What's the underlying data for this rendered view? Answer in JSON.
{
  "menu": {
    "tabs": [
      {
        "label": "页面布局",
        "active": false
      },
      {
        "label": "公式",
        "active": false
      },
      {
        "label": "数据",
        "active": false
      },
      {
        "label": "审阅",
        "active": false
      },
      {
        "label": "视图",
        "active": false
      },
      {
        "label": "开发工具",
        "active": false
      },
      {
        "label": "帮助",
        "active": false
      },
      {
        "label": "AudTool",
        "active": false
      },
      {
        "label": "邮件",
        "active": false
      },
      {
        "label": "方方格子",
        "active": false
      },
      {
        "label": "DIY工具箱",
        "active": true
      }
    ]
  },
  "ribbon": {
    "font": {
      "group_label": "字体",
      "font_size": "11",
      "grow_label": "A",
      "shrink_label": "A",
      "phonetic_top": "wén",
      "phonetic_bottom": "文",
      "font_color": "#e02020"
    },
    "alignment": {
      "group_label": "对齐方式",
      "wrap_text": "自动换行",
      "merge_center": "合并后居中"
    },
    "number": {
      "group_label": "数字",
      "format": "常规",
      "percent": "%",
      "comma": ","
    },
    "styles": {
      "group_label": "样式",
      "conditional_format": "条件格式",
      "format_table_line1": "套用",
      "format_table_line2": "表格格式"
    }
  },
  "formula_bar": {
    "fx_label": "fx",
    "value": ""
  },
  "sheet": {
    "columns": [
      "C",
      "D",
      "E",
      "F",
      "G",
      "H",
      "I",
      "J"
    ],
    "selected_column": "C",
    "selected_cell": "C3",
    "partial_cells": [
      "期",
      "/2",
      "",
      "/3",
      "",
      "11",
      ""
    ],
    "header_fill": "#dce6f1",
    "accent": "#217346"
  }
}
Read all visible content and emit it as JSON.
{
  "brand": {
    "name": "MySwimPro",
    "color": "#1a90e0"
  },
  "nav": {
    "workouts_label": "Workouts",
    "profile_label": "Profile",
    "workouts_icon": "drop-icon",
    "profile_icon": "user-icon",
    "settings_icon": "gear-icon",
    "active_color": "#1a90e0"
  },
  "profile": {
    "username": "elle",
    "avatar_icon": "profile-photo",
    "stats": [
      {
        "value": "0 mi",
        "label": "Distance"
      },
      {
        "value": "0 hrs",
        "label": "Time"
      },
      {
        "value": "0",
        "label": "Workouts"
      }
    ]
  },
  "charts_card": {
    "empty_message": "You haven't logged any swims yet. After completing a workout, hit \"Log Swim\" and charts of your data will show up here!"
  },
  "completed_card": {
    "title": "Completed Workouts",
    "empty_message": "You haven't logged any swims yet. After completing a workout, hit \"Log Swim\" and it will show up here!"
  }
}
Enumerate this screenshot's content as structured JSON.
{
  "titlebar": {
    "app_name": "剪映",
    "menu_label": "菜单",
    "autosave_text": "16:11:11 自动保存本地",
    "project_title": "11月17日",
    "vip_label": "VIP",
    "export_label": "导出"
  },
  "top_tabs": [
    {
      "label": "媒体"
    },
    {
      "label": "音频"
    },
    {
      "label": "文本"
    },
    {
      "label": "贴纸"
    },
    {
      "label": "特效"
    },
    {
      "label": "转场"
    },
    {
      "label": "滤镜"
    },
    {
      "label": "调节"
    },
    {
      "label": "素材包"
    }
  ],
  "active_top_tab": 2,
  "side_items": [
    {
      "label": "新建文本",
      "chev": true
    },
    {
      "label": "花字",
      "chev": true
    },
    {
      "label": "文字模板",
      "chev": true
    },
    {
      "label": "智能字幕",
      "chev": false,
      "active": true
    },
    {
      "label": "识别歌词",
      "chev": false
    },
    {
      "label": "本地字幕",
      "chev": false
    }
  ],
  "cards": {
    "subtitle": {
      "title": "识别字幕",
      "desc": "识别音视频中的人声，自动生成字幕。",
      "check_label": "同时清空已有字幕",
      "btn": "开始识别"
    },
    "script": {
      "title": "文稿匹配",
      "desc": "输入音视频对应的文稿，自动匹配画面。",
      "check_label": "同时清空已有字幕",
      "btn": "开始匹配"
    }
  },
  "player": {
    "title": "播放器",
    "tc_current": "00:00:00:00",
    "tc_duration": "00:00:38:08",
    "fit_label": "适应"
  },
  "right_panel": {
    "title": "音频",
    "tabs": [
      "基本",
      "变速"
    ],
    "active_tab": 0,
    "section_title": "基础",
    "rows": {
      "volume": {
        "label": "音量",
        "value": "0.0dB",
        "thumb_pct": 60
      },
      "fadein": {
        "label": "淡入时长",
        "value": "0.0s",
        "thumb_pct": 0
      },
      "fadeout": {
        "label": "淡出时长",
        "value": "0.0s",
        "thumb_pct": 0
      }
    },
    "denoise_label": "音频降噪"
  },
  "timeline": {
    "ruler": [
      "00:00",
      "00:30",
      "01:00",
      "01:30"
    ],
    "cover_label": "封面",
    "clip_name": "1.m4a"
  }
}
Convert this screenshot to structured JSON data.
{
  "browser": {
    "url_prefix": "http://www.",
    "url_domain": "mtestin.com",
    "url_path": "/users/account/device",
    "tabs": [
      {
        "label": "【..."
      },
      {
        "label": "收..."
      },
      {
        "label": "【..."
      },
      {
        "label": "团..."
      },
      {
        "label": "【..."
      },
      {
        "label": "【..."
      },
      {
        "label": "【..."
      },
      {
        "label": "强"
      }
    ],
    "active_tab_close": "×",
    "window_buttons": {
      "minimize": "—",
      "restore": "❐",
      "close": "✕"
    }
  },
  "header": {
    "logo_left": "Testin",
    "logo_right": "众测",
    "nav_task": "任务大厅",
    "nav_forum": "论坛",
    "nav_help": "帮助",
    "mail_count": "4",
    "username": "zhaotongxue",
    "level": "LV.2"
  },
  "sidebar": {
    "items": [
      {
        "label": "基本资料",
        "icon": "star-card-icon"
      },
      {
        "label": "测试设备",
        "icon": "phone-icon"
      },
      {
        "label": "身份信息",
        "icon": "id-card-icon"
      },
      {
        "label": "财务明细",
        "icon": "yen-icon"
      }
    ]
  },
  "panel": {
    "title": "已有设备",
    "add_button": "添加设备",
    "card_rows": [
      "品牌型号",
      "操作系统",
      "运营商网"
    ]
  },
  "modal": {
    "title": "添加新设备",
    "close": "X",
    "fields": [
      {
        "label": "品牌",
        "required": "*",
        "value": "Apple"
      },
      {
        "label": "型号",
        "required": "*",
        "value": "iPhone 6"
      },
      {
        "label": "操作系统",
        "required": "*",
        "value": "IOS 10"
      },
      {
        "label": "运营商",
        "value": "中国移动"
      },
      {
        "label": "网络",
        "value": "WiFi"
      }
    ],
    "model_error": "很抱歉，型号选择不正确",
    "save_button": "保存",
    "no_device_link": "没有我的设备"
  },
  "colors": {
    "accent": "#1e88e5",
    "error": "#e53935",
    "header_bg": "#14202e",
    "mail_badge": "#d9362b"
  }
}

* * * * *

#### [REQUIREMENT]
Type out the material again exactly as presented.

#### [PROBLEM SOLUTION]
What's the underlying data for this rendered view? Answer in JSON.
{
  "menu": {
    "tabs": [
      {
        "label": "页面布局",
        "active": false
      },
      {
        "label": "公式",
        "active": false
      },
      {
        "label": "数据",
        "active": false
      },
      {
        "label": "审阅",
        "active": false
      },
      {
        "label": "视图",
        "active": false
      },
      {
        "label": "开发工具",
        "active": false
      },
      {
        "label": "帮助",
        "active": false
      },
      {
        "label": "AudTool",
        "active": false
      },
      {
        "label": "邮件",
        "active": false
      },
      {
        "label": "方方格子",
        "active": false
      },
      {
        "label": "DIY工具箱",
        "active": true
      }
    ]
  },
  "ribbon": {
    "font": {
      "group_label": "字体",
      "font_size": "11",
      "grow_label": "A",
      "shrink_label": "A",
      "phonetic_top": "wén",
      "phonetic_bottom": "文",
      "font_color": "#e02020"
    },
    "alignment": {
      "group_label": "对齐方式",
      "wrap_text": "自动换行",
      "merge_center": "合并后居中"
    },
    "number": {
      "group_label": "数字",
      "format": "常规",
      "percent": "%",
      "comma": ","
    },
    "styles": {
      "group_label": "样式",
      "conditional_format": "条件格式",
      "format_table_line1": "套用",
      "format_table_line2": "表格格式"
    }
  },
  "formula_bar": {
    "fx_label": "fx",
    "value": ""
  },
  "sheet": {
    "columns": [
      "C",
      "D",
      "E",
      "F",
      "G",
      "H",
      "I",
      "J"
    ],
    "selected_column": "C",
    "selected_cell": "C3",
    "partial_cells": [
      "期",
      "/2",
      "",
      "/3",
      "",
      "11",
      ""
    ],
    "header_fill": "#dce6f1",
    "accent": "#217346"
  }
}
Read all visible content and emit it as JSON.
{
  "brand": {
    "name": "MySwimPro",
    "color": "#1a90e0"
  },
  "nav": {
    "workouts_label": "Workouts",
    "profile_label": "Profile",
    "workouts_icon": "drop-icon",
    "profile_icon": "user-icon",
    "settings_icon": "gear-icon",
    "active_color": "#1a90e0"
  },
  "profile": {
    "username": "elle",
    "avatar_icon": "profile-photo",
    "stats": [
      {
        "value": "0 mi",
        "label": "Distance"
      },
      {
        "value": "0 hrs",
        "label": "Time"
      },
      {
        "value": "0",
        "label": "Workouts"
      }
    ]
  },
  "charts_card": {
    "empty_message": "You haven't logged any swims yet. After completing a workout, hit \"Log Swim\" and charts of your data will show up here!"
  },
  "completed_card": {
    "title": "Completed Workouts",
    "empty_message": "You haven't logged any swims yet. After completing a workout, hit \"Log Swim\" and it will show up here!"
  }
}
Enumerate this screenshot's content as structured JSON.
{
  "titlebar": {
    "app_name": "剪映",
    "menu_label": "菜单",
    "autosave_text": "16:11:11 自动保存本地",
    "project_title": "11月17日",
    "vip_label": "VIP",
    "export_label": "导出"
  },
  "top_tabs": [
    {
      "label": "媒体"
    },
    {
      "label": "音频"
    },
    {
      "label": "文本"
    },
    {
      "label": "贴纸"
    },
    {
      "label": "特效"
    },
    {
      "label": "转场"
    },
    {
      "label": "滤镜"
    },
    {
      "label": "调节"
    },
    {
      "label": "素材包"
    }
  ],
  "active_top_tab": 2,
  "side_items": [
    {
      "label": "新建文本",
      "chev": true
    },
    {
      "label": "花字",
      "chev": true
    },
    {
      "label": "文字模板",
      "chev": true
    },
    {
      "label": "智能字幕",
      "chev": false,
      "active": true
    },
    {
      "label": "识别歌词",
      "chev": false
    },
    {
      "label": "本地字幕",
      "chev": false
    }
  ],
  "cards": {
    "subtitle": {
      "title": "识别字幕",
      "desc": "识别音视频中的人声，自动生成字幕。",
      "check_label": "同时清空已有字幕",
      "btn": "开始识别"
    },
    "script": {
      "title": "文稿匹配",
      "desc": "输入音视频对应的文稿，自动匹配画面。",
      "check_label": "同时清空已有字幕",
      "btn": "开始匹配"
    }
  },
  "player": {
    "title": "播放器",
    "tc_current": "00:00:00:00",
    "tc_duration": "00:00:38:08",
    "fit_label": "适应"
  },
  "right_panel": {
    "title": "音频",
    "tabs": [
      "基本",
      "变速"
    ],
    "active_tab": 0,
    "section_title": "基础",
    "rows": {
      "volume": {
        "label": "音量",
        "value": "0.0dB",
        "thumb_pct": 60
      },
      "fadein": {
        "label": "淡入时长",
        "value": "0.0s",
        "thumb_pct": 0
      },
      "fadeout": {
        "label": "淡出时长",
        "value": "0.0s",
        "thumb_pct": 0
      }
    },
    "denoise_label": "音频降噪"
  },
  "timeline": {
    "ruler": [
      "00:00",
      "00:30",
      "01:00",
      "01:30"
    ],
    "cover_label": "封面",
    "clip_name": "1.m4a"
  }
}
Convert this screenshot to structured JSON data.
{
  "browser": {
    "url_prefix": "http://www.",
    "url_domain": "mtestin.com",
    "url_path": "/users/account/device",
    "tabs": [
      {
        "label": "【..."
      },
      {
        "label": "收..."
      },
      {
        "label": "【..."
      },
      {
        "label": "团..."
      },
      {
        "label": "【..."
      },
      {
        "label": "【..."
      },
      {
        "label": "【..."
      },
      {
        "label": "强"
      }
    ],
    "active_tab_close": "×",
    "window_buttons": {
      "minimize": "—",
      "restore": "❐",
      "close": "✕"
    }
  },
  "header": {
    "logo_left": "Testin",
    "logo_right": "众测",
    "nav_task": "任务大厅",
    "nav_forum": "论坛",
    "nav_help": "帮助",
    "mail_count": "4",
    "username": "zhaotongxue",
    "level": "LV.2"
  },
  "sidebar": {
    "items": [
      {
        "label": "基本资料",
        "icon": "star-card-icon"
      },
      {
        "label": "测试设备",
        "icon": "phone-icon"
      },
      {
        "label": "身份信息",
        "icon": "id-card-icon"
      },
      {
        "label": "财务明细",
        "icon": "yen-icon"
      }
    ]
  },
  "panel": {
    "title": "已有设备",
    "add_button": "添加设备",
    "card_rows": [
      "品牌型号",
      "操作系统",
      "运营商网"
    ]
  },
  "modal": {
    "title": "添加新设备",
    "close": "X",
    "fields": [
      {
        "label": "品牌",
        "required": "*",
        "value": "Apple"
      },
      {
        "label": "型号",
        "required": "*",
        "value": "iPhone 6"
      },
      {
        "label": "操作系统",
        "required": "*",
        "value": "IOS 10"
      },
      {
        "label": "运营商",
        "value": "中国移动"
      },
      {
        "label": "网络",
        "value": "WiFi"
      }
    ],
    "model_error": "很抱歉，型号选择不正确",
    "save_button": "保存",
    "no_device_link": "没有我的设备"
  },
  "colors": {
    "accent": "#1e88e5",
    "error": "#e53935",
    "header_bg": "#14202e",
    "mail_badge": "#d9362b"
  }
}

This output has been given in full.